> **DATA EXTRACT**:

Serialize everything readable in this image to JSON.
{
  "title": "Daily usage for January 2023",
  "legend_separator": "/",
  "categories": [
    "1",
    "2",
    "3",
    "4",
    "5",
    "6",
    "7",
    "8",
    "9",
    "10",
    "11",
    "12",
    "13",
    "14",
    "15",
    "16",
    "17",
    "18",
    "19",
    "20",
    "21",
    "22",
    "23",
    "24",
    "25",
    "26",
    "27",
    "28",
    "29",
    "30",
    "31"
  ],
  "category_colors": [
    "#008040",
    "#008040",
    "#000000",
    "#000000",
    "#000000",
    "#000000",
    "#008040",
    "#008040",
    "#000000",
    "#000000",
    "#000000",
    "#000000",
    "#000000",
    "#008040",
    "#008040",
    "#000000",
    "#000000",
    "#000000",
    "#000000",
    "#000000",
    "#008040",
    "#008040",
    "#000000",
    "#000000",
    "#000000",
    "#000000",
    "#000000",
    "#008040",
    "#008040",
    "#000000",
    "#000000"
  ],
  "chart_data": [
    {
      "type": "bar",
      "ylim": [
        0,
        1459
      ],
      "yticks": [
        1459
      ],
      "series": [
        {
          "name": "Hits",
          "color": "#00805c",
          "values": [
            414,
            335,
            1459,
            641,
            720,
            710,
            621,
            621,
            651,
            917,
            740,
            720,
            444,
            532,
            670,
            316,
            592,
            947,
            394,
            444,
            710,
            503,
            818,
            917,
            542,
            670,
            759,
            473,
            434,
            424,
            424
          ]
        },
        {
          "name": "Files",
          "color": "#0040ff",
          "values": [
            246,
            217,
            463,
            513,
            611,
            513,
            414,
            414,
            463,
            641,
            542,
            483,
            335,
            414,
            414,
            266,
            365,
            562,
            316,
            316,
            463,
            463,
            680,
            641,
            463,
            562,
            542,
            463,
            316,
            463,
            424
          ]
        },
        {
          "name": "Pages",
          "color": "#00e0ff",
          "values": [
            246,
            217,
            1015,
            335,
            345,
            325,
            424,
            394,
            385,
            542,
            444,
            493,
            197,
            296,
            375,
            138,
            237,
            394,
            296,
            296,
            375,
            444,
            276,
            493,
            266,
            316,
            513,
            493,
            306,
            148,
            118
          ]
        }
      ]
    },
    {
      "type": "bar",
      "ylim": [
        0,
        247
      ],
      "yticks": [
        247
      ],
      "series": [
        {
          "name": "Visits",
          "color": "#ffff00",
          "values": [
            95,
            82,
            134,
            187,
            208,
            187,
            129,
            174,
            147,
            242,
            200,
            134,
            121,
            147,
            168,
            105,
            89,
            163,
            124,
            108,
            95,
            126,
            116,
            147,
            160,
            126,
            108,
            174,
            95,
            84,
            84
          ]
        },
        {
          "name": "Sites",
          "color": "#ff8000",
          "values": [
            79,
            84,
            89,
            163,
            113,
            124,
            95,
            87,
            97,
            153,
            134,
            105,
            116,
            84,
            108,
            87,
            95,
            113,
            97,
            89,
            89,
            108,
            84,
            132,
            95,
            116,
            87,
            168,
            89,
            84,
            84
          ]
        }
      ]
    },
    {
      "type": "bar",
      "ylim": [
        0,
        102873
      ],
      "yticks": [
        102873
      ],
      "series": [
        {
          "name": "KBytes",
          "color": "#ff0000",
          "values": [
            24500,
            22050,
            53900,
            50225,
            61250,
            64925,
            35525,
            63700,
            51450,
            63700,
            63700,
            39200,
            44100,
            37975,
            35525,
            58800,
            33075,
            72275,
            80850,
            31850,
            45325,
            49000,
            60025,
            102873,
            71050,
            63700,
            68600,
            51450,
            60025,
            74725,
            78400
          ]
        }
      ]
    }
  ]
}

> **EXERCISE PROMPT**: Take the material above and return all of it exactly.

> **RESULT**:
Serialize everything readable in this image to JSON.
{
  "title": "Daily usage for January 2023",
  "legend_separator": "/",
  "categories": [
    "1",
    "2",
    "3",
    "4",
    "5",
    "6",
    "7",
    "8",
    "9",
    "10",
    "11",
    "12",
    "13",
    "14",
    "15",
    "16",
    "17",
    "18",
    "19",
    "20",
    "21",
    "22",
    "23",
    "24",
    "25",
    "26",
    "27",
    "28",
    "29",
    "30",
    "31"
  ],
  "category_colors": [
    "#008040",
    "#008040",
    "#000000",
    "#000000",
    "#000000",
    "#000000",
    "#008040",
    "#008040",
    "#000000",
    "#000000",
    "#000000",
    "#000000",
    "#000000",
    "#008040",
    "#008040",
    "#000000",
    "#000000",
    "#000000",
    "#000000",
    "#000000",
    "#008040",
    "#008040",
    "#000000",
    "#000000",
    "#000000",
    "#000000",
    "#000000",
    "#008040",
    "#008040",
    "#000000",
    "#000000"
  ],
  "chart_data": [
    {
      "type": "bar",
      "ylim": [
        0,
        1459
      ],
      "yticks": [
        1459
      ],
      "series": [
        {
          "name": "Hits",
          "color": "#00805c",
          "values": [
            414,
            335,
            1459,
            641,
            720,
            710,
            621,
            621,
            651,
            917,
            740,
            720,
            444,
            532,
            670,
            316,
            592,
            947,
            394,
            444,
            710,
            503,
            818,
            917,
            542,
            670,
            759,
            473,
            434,
            424,
            424
          ]
        },
        {
          "name": "Files",
          "color": "#0040ff",
          "values": [
            246,
            217,
            463,
            513,
            611,
            513,
            414,
            414,
            463,
            641,
            542,
            483,
            335,
            414,
            414,
            266,
            365,
            562,
            316,
            316,
            463,
            463,
            680,
            641,
            463,
            562,
            542,
            463,
            316,
            463,
            424
          ]
        },
        {
          "name": "Pages",
          "color": "#00e0ff",
          "values": [
            246,
            217,
            1015,
            335,
            345,
            325,
            424,
            394,
            385,
            542,
            444,
            493,
            197,
            296,
            375,
            138,
            237,
            394,
            296,
            296,
            375,
            444,
            276,
            493,
            266,
            316,
            513,
            493,
            306,
            148,
            118
          ]
        }
      ]
    },
    {
      "type": "bar",
      "ylim": [
        0,
        247
      ],
      "yticks": [
        247
      ],
      "series": [
        {
          "name": "Visits",
          "color": "#ffff00",
          "values": [
            95,
            82,
            134,
            187,
            208,
            187,
            129,
            174,
            147,
            242,
            200,
            134,
            121,
            147,
            168,
            105,
            89,
            163,
            124,
            108,
            95,
            126,
            116,
            147,
            160,
            126,
            108,
            174,
            95,
            84,
            84
          ]
        },
        {
          "name": "Sites",
          "color": "#ff8000",
          "values": [
            79,
            84,
            89,
            163,
            113,
            124,
            95,
            87,
            97,
            153,
            134,
            105,
            116,
            84,
            108,
            87,
            95,
            113,
            97,
            89,
            89,
            108,
            84,
            132,
            95,
            116,
            87,
            168,
            89,
            84,
            84
          ]
        }
      ]
    },
    {
      "type": "bar",
      "ylim": [
        0,
        102873
      ],
      "yticks": [
        102873
      ],
      "series": [
        {
          "name": "KBytes",
          "color": "#ff0000",
          "values": [
            24500,
            22050,
            53900,
            50225,
            61250,
            64925,
            35525,
            63700,
            51450,
            63700,
            63700,
            39200,
            44100,
            37975,
            35525,
            58800,
            33075,
            72275,
            80850,
            31850,
            45325,
            49000,
            60025,
            102873,
            71050,
            63700,
            68600,
            51450,
            60025,
            74725,
            78400
          ]
        }
      ]
    }
  ]
}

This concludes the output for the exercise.